• EXERCISE DIRECTIONS: Report the count of lines below in which the string "sich" occurs; include nothing else.

• RECORDS:
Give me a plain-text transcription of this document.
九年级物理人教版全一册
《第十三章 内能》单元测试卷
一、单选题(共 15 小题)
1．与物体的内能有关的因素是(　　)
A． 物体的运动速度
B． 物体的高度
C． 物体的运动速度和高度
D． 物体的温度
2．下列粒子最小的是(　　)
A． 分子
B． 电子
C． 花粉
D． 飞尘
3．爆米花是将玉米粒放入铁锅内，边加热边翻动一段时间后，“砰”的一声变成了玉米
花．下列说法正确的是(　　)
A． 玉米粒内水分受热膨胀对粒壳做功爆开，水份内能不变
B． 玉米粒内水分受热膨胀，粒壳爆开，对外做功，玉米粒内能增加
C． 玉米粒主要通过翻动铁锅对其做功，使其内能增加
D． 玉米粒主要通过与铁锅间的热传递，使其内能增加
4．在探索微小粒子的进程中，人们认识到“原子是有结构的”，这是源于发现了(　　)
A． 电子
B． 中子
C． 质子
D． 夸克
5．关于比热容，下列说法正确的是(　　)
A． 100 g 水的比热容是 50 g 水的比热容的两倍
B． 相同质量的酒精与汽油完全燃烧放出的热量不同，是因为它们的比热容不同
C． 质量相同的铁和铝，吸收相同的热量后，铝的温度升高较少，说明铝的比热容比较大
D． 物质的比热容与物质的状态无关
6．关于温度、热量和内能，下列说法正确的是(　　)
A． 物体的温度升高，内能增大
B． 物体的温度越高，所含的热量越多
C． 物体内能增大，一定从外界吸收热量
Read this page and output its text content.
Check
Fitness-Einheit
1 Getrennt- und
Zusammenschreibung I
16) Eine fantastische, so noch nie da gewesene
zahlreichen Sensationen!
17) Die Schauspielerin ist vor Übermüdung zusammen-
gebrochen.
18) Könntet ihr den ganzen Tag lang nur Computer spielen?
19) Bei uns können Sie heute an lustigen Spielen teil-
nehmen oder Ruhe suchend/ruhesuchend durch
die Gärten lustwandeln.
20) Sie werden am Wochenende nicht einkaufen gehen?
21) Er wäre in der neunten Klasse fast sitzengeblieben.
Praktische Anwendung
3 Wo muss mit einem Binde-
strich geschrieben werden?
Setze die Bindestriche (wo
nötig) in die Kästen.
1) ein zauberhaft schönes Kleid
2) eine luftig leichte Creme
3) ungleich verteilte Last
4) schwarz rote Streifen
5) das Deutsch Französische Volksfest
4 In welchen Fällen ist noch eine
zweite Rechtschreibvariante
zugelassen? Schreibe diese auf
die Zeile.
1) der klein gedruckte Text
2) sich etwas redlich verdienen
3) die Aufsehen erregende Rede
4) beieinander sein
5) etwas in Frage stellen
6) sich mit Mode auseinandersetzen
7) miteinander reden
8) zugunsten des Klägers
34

• EXERCISE OUTPUT: 2